# Records for processing
** begin **
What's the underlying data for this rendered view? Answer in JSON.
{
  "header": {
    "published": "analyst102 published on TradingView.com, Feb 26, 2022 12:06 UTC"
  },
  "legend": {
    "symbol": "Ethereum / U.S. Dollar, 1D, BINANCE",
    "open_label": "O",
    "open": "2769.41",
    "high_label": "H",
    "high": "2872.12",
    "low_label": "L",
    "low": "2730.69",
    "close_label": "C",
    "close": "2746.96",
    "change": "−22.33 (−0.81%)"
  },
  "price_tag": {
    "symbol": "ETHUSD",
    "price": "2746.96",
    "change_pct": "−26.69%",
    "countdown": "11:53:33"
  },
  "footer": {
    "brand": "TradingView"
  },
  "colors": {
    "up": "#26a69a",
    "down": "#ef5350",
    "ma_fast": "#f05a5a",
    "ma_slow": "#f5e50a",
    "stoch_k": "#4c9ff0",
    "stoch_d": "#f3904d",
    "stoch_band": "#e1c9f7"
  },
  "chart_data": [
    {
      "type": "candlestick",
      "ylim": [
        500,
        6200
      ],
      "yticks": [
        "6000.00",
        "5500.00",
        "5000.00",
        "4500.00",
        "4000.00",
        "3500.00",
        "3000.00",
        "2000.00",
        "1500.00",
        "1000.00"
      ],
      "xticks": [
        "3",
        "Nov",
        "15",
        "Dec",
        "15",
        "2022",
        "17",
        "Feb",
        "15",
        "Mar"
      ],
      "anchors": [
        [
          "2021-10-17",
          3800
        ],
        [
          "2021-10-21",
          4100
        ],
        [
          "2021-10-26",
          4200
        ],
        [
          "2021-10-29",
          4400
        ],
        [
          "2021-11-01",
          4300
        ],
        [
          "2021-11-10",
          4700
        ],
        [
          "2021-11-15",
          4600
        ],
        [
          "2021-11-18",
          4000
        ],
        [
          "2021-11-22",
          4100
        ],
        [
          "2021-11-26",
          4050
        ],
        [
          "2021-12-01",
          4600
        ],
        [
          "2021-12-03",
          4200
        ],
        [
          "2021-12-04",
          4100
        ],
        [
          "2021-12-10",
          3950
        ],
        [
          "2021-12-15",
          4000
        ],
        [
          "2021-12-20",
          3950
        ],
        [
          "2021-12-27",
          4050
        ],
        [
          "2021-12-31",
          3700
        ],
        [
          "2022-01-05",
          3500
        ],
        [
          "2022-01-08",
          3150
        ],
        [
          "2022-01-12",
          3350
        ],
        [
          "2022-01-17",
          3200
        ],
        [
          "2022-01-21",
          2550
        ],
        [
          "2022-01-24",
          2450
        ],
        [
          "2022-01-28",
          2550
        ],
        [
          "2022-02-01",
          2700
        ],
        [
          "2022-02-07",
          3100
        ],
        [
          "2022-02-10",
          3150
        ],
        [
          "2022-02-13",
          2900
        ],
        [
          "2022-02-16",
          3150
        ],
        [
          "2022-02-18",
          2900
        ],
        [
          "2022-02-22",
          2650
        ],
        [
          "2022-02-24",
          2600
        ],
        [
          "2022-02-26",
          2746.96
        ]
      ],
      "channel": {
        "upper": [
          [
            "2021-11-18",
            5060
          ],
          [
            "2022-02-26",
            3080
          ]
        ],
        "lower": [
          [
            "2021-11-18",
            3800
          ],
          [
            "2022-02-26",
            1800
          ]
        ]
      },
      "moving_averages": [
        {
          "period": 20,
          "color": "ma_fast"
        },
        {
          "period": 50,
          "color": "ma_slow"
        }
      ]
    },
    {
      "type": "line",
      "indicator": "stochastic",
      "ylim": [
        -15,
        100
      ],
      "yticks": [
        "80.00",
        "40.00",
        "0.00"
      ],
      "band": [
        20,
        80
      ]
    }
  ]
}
** end **
In this exercise, repeat all entries exactly.

What's the underlying data for this rendered view? Answer in JSON.
{
  "header": {
    "published": "analyst102 published on TradingView.com, Feb 26, 2022 12:06 UTC"
  },
  "legend": {
    "symbol": "Ethereum / U.S. Dollar, 1D, BINANCE",
    "open_label": "O",
    "open": "2769.41",
    "high_label": "H",
    "high": "2872.12",
    "low_label": "L",
    "low": "2730.69",
    "close_label": "C",
    "close": "2746.96",
    "change": "−22.33 (−0.81%)"
  },
  "price_tag": {
    "symbol": "ETHUSD",
    "price": "2746.96",
    "change_pct": "−26.69%",
    "countdown": "11:53:33"
  },
  "footer": {
    "brand": "TradingView"
  },
  "colors": {
    "up": "#26a69a",
    "down": "#ef5350",
    "ma_fast": "#f05a5a",
    "ma_slow": "#f5e50a",
    "stoch_k": "#4c9ff0",
    "stoch_d": "#f3904d",
    "stoch_band": "#e1c9f7"
  },
  "chart_data": [
    {
      "type": "candlestick",
      "ylim": [
        500,
        6200
      ],
      "yticks": [
        "6000.00",
        "5500.00",
        "5000.00",
        "4500.00",
        "4000.00",
        "3500.00",
        "3000.00",
        "2000.00",
        "1500.00",
        "1000.00"
      ],
      "xticks": [
        "3",
        "Nov",
        "15",
        "Dec",
        "15",
        "2022",
        "17",
        "Feb",
        "15",
        "Mar"
      ],
      "anchors": [
        [
          "2021-10-17",
          3800
        ],
        [
          "2021-10-21",
          4100
        ],
        [
          "2021-10-26",
          4200
        ],
        [
          "2021-10-29",
          4400
        ],
        [
          "2021-11-01",
          4300
        ],
        [
          "2021-11-10",
          4700
        ],
        [
          "2021-11-15",
          4600
        ],
        [
          "2021-11-18",
          4000
        ],
        [
          "2021-11-22",
          4100
        ],
        [
          "2021-11-26",
          4050
        ],
        [
          "2021-12-01",
          4600
        ],
        [
          "2021-12-03",
          4200
        ],
        [
          "2021-12-04",
          4100
        ],
        [
          "2021-12-10",
          3950
        ],
        [
          "2021-12-15",
          4000
        ],
        [
          "2021-12-20",
          3950
        ],
        [
          "2021-12-27",
          4050
        ],
        [
          "2021-12-31",
          3700
        ],
        [
          "2022-01-05",
          3500
        ],
        [
          "2022-01-08",
          3150
        ],
        [
          "2022-01-12",
          3350
        ],
        [
          "2022-01-17",
          3200
        ],
        [
          "2022-01-21",
          2550
        ],
        [
          "2022-01-24",
          2450
        ],
        [
          "2022-01-28",
          2550
        ],
        [
          "2022-02-01",
          2700
        ],
        [
          "2022-02-07",
          3100
        ],
        [
          "2022-02-10",
          3150
        ],
        [
          "2022-02-13",
          2900
        ],
        [
          "2022-02-16",
          3150
        ],
        [
          "2022-02-18",
          2900
        ],
        [
          "2022-02-22",
          2650
        ],
        [
          "2022-02-24",
          2600
        ],
        [
          "2022-02-26",
          2746.96
        ]
      ],
      "channel": {
        "upper": [
          [
            "2021-11-18",
            5060
          ],
          [
            "2022-02-26",
            3080
          ]
        ],
        "lower": [
          [
            "2021-11-18",
            3800
          ],
          [
            "2022-02-26",
            1800
          ]
        ]
      },
      "moving_averages": [
        {
          "period": 20,
          "color": "ma_fast"
        },
        {
          "period": 50,
          "color": "ma_slow"
        }
      ]
    },
    {
      "type": "line",
      "indicator": "stochastic",
      "ylim": [
        -15,
        100
      ],
      "yticks": [
        "80.00",
        "40.00",
        "0.00"
      ],
      "band": [
        20,
        80
      ]
    }
  ]
}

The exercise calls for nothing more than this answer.